→ **PROBLEM TO WORK ON**:
Drop every picture, then transcribe the remaining data exactly.

--- Start of DATA IN THIS EXERCISE ---

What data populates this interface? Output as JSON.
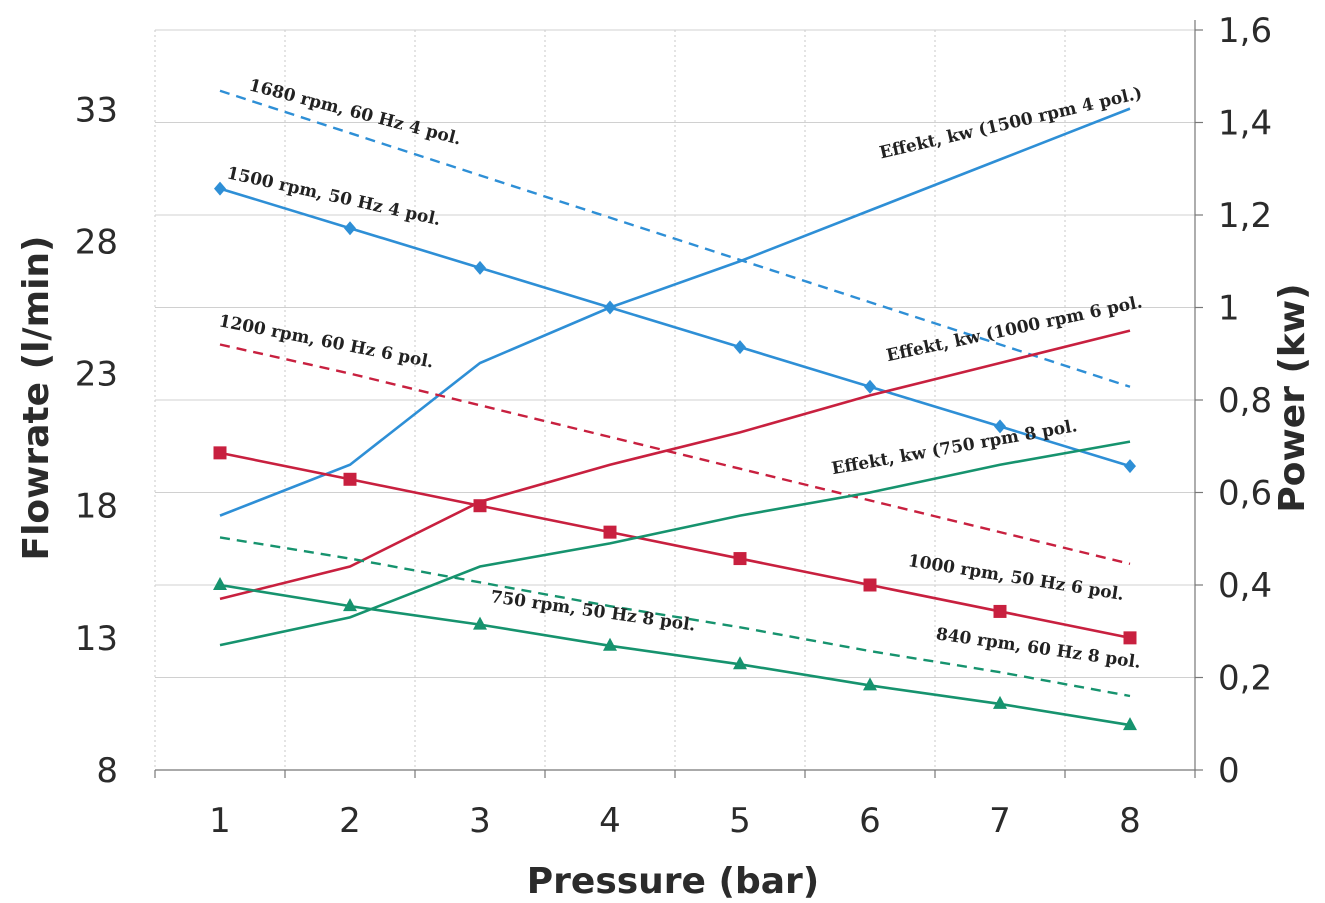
{
  "chart_data": {
    "type": "line",
    "xlabel": "Pressure (bar)",
    "ylabel": "Flowrate (l/min)",
    "y2label": "Power (kw)",
    "x": [
      1,
      2,
      3,
      4,
      5,
      6,
      7,
      8
    ],
    "x_ticks": [
      "1",
      "2",
      "3",
      "4",
      "5",
      "6",
      "7",
      "8"
    ],
    "xlim": [
      0.5,
      8.5
    ],
    "ylim": [
      8,
      36
    ],
    "y_ticks": [
      "8",
      "13",
      "18",
      "23",
      "28",
      "33"
    ],
    "y_tick_values": [
      8,
      13,
      18,
      23,
      28,
      33
    ],
    "y2lim": [
      0,
      1.6
    ],
    "y2_ticks": [
      "0",
      "0,2",
      "0,4",
      "0,6",
      "0,8",
      "1",
      "1,2",
      "1,4",
      "1,6"
    ],
    "y2_tick_values": [
      0,
      0.2,
      0.4,
      0.6,
      0.8,
      1.0,
      1.2,
      1.4,
      1.6
    ],
    "grid": true,
    "series": [
      {
        "name": "1680 rpm, 60 Hz 4 pol.",
        "axis": "left",
        "style": "dashed",
        "color": "#2e8fd6",
        "marker": "none",
        "values": [
          33.7,
          32.1,
          30.5,
          28.9,
          27.3,
          25.7,
          24.1,
          22.5
        ]
      },
      {
        "name": "1500 rpm, 50 Hz 4 pol.",
        "axis": "left",
        "style": "solid",
        "color": "#2e8fd6",
        "marker": "diamond",
        "values": [
          30.0,
          28.5,
          27.0,
          25.5,
          24.0,
          22.5,
          21.0,
          19.5
        ]
      },
      {
        "name": "Effekt, kw (1500 rpm 4 pol.)",
        "axis": "right",
        "style": "solid",
        "color": "#2e8fd6",
        "marker": "none",
        "values": [
          0.55,
          0.66,
          0.88,
          1.0,
          1.1,
          1.21,
          1.32,
          1.43
        ]
      },
      {
        "name": "1200 rpm, 60 Hz 6 pol.",
        "axis": "left",
        "style": "dashed",
        "color": "#c8203f",
        "marker": "none",
        "values": [
          24.1,
          23.0,
          21.8,
          20.6,
          19.4,
          18.2,
          17.0,
          15.8
        ]
      },
      {
        "name": "1000 rpm, 50 Hz 6 pol.",
        "axis": "left",
        "style": "solid",
        "color": "#c8203f",
        "marker": "square",
        "values": [
          20.0,
          19.0,
          18.0,
          17.0,
          16.0,
          15.0,
          14.0,
          13.0
        ]
      },
      {
        "name": "Effekt, kw (1000 rpm 6 pol.",
        "axis": "right",
        "style": "solid",
        "color": "#c8203f",
        "marker": "none",
        "values": [
          0.37,
          0.44,
          0.58,
          0.66,
          0.73,
          0.81,
          0.88,
          0.95
        ]
      },
      {
        "name": "840 rpm, 60 Hz 8 pol.",
        "axis": "left",
        "style": "dashed",
        "color": "#16936e",
        "marker": "none",
        "values": [
          16.8,
          16.0,
          15.1,
          14.2,
          13.4,
          12.5,
          11.7,
          10.8
        ]
      },
      {
        "name": "750 rpm, 50 Hz 8 pol.",
        "axis": "left",
        "style": "solid",
        "color": "#16936e",
        "marker": "triangle",
        "values": [
          15.0,
          14.2,
          13.5,
          12.7,
          12.0,
          11.2,
          10.5,
          9.7
        ]
      },
      {
        "name": "Effekt, kw (750 rpm 8 pol.",
        "axis": "right",
        "style": "solid",
        "color": "#16936e",
        "marker": "none",
        "values": [
          0.27,
          0.33,
          0.44,
          0.49,
          0.55,
          0.6,
          0.66,
          0.71
        ]
      }
    ]
  }
}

--- End of DATA IN THIS EXERCISE ---

→ **FULL SOLUTION**:
What data populates this interface? Output as JSON.
{
  "chart_data": {
    "type": "line",
    "xlabel": "Pressure (bar)",
    "ylabel": "Flowrate (l/min)",
    "y2label": "Power (kw)",
    "x": [
      1,
      2,
      3,
      4,
      5,
      6,
      7,
      8
    ],
    "x_ticks": [
      "1",
      "2",
      "3",
      "4",
      "5",
      "6",
      "7",
      "8"
    ],
    "xlim": [
      0.5,
      8.5
    ],
    "ylim": [
      8,
      36
    ],
    "y_ticks": [
      "8",
      "13",
      "18",
      "23",
      "28",
      "33"
    ],
    "y_tick_values": [
      8,
      13,
      18,
      23,
      28,
      33
    ],
    "y2lim": [
      0,
      1.6
    ],
    "y2_ticks": [
      "0",
      "0,2",
      "0,4",
      "0,6",
      "0,8",
      "1",
      "1,2",
      "1,4",
      "1,6"
    ],
    "y2_tick_values": [
      0,
      0.2,
      0.4,
      0.6,
      0.8,
      1.0,
      1.2,
      1.4,
      1.6
    ],
    "grid": true,
    "series": [
      {
        "name": "1680 rpm, 60 Hz 4 pol.",
        "axis": "left",
        "style": "dashed",
        "color": "#2e8fd6",
        "marker": "none",
        "values": [
          33.7,
          32.1,
          30.5,
          28.9,
          27.3,
          25.7,
          24.1,
          22.5
        ]
      },
      {
        "name": "1500 rpm, 50 Hz 4 pol.",
        "axis": "left",
        "style": "solid",
        "color": "#2e8fd6",
        "marker": "diamond",
        "values": [
          30.0,
          28.5,
          27.0,
          25.5,
          24.0,
          22.5,
          21.0,
          19.5
        ]
      },
      {
        "name": "Effekt, kw (1500 rpm 4 pol.)",
        "axis": "right",
        "style": "solid",
        "color": "#2e8fd6",
        "marker": "none",
        "values": [
          0.55,
          0.66,
          0.88,
          1.0,
          1.1,
          1.21,
          1.32,
          1.43
        ]
      },
      {
        "name": "1200 rpm, 60 Hz 6 pol.",
        "axis": "left",
        "style": "dashed",
        "color": "#c8203f",
        "marker": "none",
        "values": [
          24.1,
          23.0,
          21.8,
          20.6,
          19.4,
          18.2,
          17.0,
          15.8
        ]
      },
      {
        "name": "1000 rpm, 50 Hz 6 pol.",
        "axis": "left",
        "style": "solid",
        "color": "#c8203f",
        "marker": "square",
        "values": [
          20.0,
          19.0,
          18.0,
          17.0,
          16.0,
          15.0,
          14.0,
          13.0
        ]
      },
      {
        "name": "Effekt, kw (1000 rpm 6 pol.",
        "axis": "right",
        "style": "solid",
        "color": "#c8203f",
        "marker": "none",
        "values": [
          0.37,
          0.44,
          0.58,
          0.66,
          0.73,
          0.81,
          0.88,
          0.95
        ]
      },
      {
        "name": "840 rpm, 60 Hz 8 pol.",
        "axis": "left",
        "style": "dashed",
        "color": "#16936e",
        "marker": "none",
        "values": [
          16.8,
          16.0,
          15.1,
          14.2,
          13.4,
          12.5,
          11.7,
          10.8
        ]
      },
      {
        "name": "750 rpm, 50 Hz 8 pol.",
        "axis": "left",
        "style": "solid",
        "color": "#16936e",
        "marker": "triangle",
        "values": [
          15.0,
          14.2,
          13.5,
          12.7,
          12.0,
          11.2,
          10.5,
          9.7
        ]
      },
      {
        "name": "Effekt, kw (750 rpm 8 pol.",
        "axis": "right",
        "style": "solid",
        "color": "#16936e",
        "marker": "none",
        "values": [
          0.27,
          0.33,
          0.44,
          0.49,
          0.55,
          0.6,
          0.66,
          0.71
        ]
      }
    ]
  }
}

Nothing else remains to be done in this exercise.